WHAT TO WORK ON - Copy each line exactly. Leave nothing out.

RECORDS FOR THIS TASK -
◇ ◇ ◇ ◇

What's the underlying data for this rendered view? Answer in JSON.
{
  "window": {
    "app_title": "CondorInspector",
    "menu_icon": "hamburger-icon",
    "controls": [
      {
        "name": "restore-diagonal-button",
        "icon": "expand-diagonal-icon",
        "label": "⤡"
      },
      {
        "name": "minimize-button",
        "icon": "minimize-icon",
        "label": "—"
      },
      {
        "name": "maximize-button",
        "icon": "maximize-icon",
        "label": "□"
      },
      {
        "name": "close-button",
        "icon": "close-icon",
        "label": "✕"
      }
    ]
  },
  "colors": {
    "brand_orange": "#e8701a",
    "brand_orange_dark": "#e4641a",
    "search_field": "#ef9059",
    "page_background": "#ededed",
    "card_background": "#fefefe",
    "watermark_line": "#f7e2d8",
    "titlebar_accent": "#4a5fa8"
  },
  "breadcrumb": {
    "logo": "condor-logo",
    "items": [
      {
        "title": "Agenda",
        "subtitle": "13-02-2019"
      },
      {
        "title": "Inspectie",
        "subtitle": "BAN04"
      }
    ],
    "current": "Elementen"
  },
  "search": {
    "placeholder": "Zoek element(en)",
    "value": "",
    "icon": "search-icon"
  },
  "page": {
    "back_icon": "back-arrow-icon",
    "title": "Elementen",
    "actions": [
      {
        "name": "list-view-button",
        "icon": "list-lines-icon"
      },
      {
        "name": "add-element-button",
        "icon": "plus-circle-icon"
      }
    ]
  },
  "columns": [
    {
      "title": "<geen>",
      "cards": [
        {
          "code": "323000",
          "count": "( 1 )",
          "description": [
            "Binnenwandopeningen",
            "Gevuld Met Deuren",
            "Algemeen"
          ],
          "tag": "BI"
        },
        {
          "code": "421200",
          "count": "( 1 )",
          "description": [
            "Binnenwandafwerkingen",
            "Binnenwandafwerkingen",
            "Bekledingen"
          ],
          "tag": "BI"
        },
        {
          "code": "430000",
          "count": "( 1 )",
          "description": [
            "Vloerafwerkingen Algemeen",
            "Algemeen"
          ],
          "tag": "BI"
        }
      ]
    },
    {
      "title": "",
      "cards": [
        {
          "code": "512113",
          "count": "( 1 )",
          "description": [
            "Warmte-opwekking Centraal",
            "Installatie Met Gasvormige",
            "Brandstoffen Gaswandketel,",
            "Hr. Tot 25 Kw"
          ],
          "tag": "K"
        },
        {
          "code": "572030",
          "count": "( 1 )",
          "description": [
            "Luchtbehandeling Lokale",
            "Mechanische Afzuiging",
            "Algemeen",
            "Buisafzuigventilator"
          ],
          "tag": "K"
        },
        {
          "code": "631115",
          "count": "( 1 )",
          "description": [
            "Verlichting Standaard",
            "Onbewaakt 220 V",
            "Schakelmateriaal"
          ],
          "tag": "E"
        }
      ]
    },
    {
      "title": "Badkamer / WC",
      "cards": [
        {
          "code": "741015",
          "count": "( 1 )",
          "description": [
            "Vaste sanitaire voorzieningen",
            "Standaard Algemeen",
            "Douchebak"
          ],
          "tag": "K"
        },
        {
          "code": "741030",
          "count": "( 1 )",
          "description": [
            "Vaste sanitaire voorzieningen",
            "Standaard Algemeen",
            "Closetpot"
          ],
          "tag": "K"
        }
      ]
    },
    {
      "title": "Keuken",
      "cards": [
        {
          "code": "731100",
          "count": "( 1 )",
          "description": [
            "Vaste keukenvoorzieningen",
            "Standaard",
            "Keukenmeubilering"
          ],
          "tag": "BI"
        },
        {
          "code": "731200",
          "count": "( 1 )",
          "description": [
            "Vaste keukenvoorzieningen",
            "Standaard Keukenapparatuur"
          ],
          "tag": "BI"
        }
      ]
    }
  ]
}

◇ ◇ ◇ ◇

RESPONSE TO THIS EXERCISE -
What's the underlying data for this rendered view? Answer in JSON.
{
  "window": {
    "app_title": "CondorInspector",
    "menu_icon": "hamburger-icon",
    "controls": [
      {
        "name": "restore-diagonal-button",
        "icon": "expand-diagonal-icon",
        "label": "⤡"
      },
      {
        "name": "minimize-button",
        "icon": "minimize-icon",
        "label": "—"
      },
      {
        "name": "maximize-button",
        "icon": "maximize-icon",
        "label": "□"
      },
      {
        "name": "close-button",
        "icon": "close-icon",
        "label": "✕"
      }
    ]
  },
  "colors": {
    "brand_orange": "#e8701a",
    "brand_orange_dark": "#e4641a",
    "search_field": "#ef9059",
    "page_background": "#ededed",
    "card_background": "#fefefe",
    "watermark_line": "#f7e2d8",
    "titlebar_accent": "#4a5fa8"
  },
  "breadcrumb": {
    "logo": "condor-logo",
    "items": [
      {
        "title": "Agenda",
        "subtitle": "13-02-2019"
      },
      {
        "title": "Inspectie",
        "subtitle": "BAN04"
      }
    ],
    "current": "Elementen"
  },
  "search": {
    "placeholder": "Zoek element(en)",
    "value": "",
    "icon": "search-icon"
  },
  "page": {
    "back_icon": "back-arrow-icon",
    "title": "Elementen",
    "actions": [
      {
        "name": "list-view-button",
        "icon": "list-lines-icon"
      },
      {
        "name": "add-element-button",
        "icon": "plus-circle-icon"
      }
    ]
  },
  "columns": [
    {
      "title": "<geen>",
      "cards": [
        {
          "code": "323000",
          "count": "( 1 )",
          "description": [
            "Binnenwandopeningen",
            "Gevuld Met Deuren",
            "Algemeen"
          ],
          "tag": "BI"
        },
        {
          "code": "421200",
          "count": "( 1 )",
          "description": [
            "Binnenwandafwerkingen",
            "Binnenwandafwerkingen",
            "Bekledingen"
          ],
          "tag": "BI"
        },
        {
          "code": "430000",
          "count": "( 1 )",
          "description": [
            "Vloerafwerkingen Algemeen",
            "Algemeen"
          ],
          "tag": "BI"
        }
      ]
    },
    {
      "title": "",
      "cards": [
        {
          "code": "512113",
          "count": "( 1 )",
          "description": [
            "Warmte-opwekking Centraal",
            "Installatie Met Gasvormige",
            "Brandstoffen Gaswandketel,",
            "Hr. Tot 25 Kw"
          ],
          "tag": "K"
        },
        {
          "code": "572030",
          "count": "( 1 )",
          "description": [
            "Luchtbehandeling Lokale",
            "Mechanische Afzuiging",
            "Algemeen",
            "Buisafzuigventilator"
          ],
          "tag": "K"
        },
        {
          "code": "631115",
          "count": "( 1 )",
          "description": [
            "Verlichting Standaard",
            "Onbewaakt 220 V",
            "Schakelmateriaal"
          ],
          "tag": "E"
        }
      ]
    },
    {
      "title": "Badkamer / WC",
      "cards": [
        {
          "code": "741015",
          "count": "( 1 )",
          "description": [
            "Vaste sanitaire voorzieningen",
            "Standaard Algemeen",
            "Douchebak"
          ],
          "tag": "K"
        },
        {
          "code": "741030",
          "count": "( 1 )",
          "description": [
            "Vaste sanitaire voorzieningen",
            "Standaard Algemeen",
            "Closetpot"
          ],
          "tag": "K"
        }
      ]
    },
    {
      "title": "Keuken",
      "cards": [
        {
          "code": "731100",
          "count": "( 1 )",
          "description": [
            "Vaste keukenvoorzieningen",
            "Standaard",
            "Keukenmeubilering"
          ],
          "tag": "BI"
        },
        {
          "code": "731200",
          "count": "( 1 )",
          "description": [
            "Vaste keukenvoorzieningen",
            "Standaard Keukenapparatuur"
          ],
          "tag": "BI"
        }
      ]
    }
  ]
}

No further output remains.